■ **Texto apresentado**
##########

CHEGA DE CONVERSA FIADA
Governo Dilma inviabiliza o controle social das políticas
públicas
Gilda Cabral[1]
Por que o governo adota a transparência das ditaduras?
O que faz o governo dizer uma coisa e fazer outra
totalmente diferente?
Não temos essas respostas, mas
devemos pensar muito nessas perguntas. Recentemente, o governo sancionou a Lei
de Acesso à Informação (LAI), criou sites,
portais e telefones para contato direto com a população, estimulando denúncias
de mal uso das verbas públicas. Ao mesmo tempo,
embola e confunde as pessoas com a falta de transparência sobre os
recursos e gastos governamentais. No
campo das finanças públicas, retoma a prática da ditadura militar, na qual o
Congresso Nacional e a sociedade não têm voz sobre os recursos públicos e nem
acesso a informações que permitam monitorar e avaliar os gastos governamentais
e as políticas públicas. Discursos e dispositivos legais conflitantes, nada têm
com dialética, é prática autoritária mesmo. Além disso, tornam inviável o
controle social do gasto público e dificultam o controle externo feito pelo
Tribunal de Contas e Ministério Público. Entre os tempos de ditadura e o atual
momento, a diferença básica é que agora tudo foi devidamente autorizado pelo
Congresso Nacional. Mas o que, exatamente, tornou o controle dos gastos
governamentais inviável? Esse será o tema discutido neste artigo.

##########

■ **Dados fornecidos**
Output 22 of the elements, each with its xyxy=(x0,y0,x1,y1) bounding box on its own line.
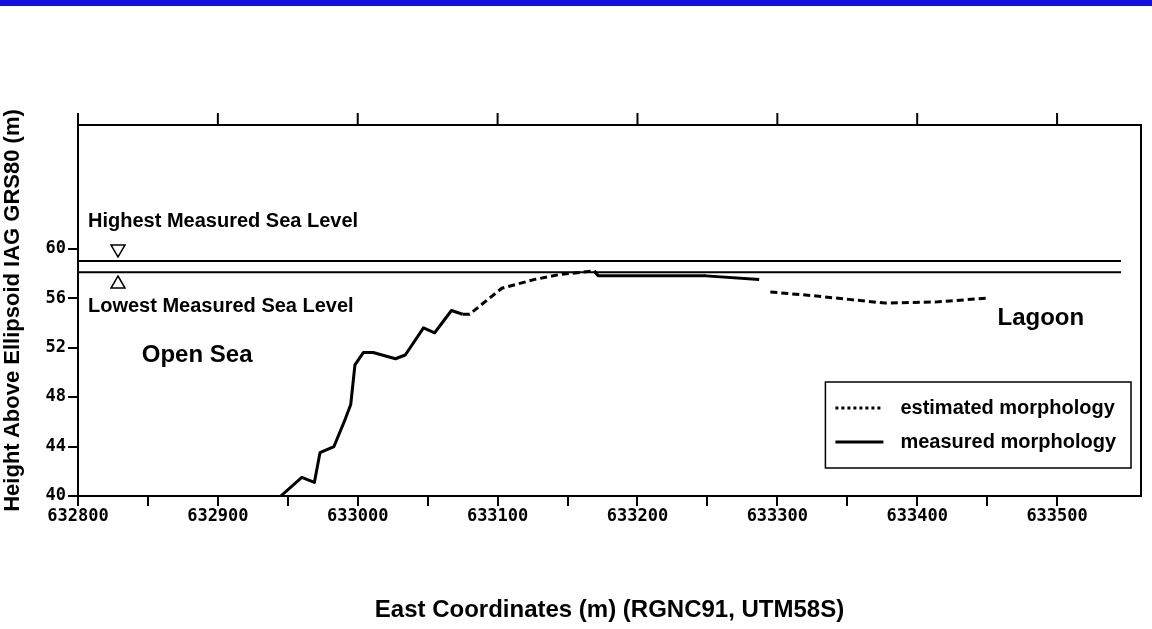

##########

■ **Tarefa proposta 1**
Responda, com base no texto apresentado:
(a) Que lei o governo sancionou recentemente?
(b) Quais órgãos realizam o controle externo que, segundo o texto, fica dificultado?
(c) Qual é a diferença básica entre os tempos de ditadura e o momento atual?
■ **Tarefa proposta 2**
Reescreva o trecho do texto apresentado entre "CHEGA DE CONVERSA" e "totalmente diferente?", inclusive, e substitua "transparência" por "clareza".
Baseie-se somente no texto apresentado, sem recorrer à listagem.

■ **Solução escrita 1**
(a) A Lei de Acesso à Informação (LAI).
(b) O Tribunal de Contas e o Ministério Público.
(c) Agora tudo foi devidamente autorizado pelo Congresso Nacional.

■ **Solução escrita 2**
CHEGA DE CONVERSA FIADA
Governo Dilma inviabiliza o controle social das políticas
públicas
Gilda Cabral[1]
Por que o governo adota a clareza das ditaduras?
O que faz o governo dizer uma coisa e fazer outra
totalmente diferente?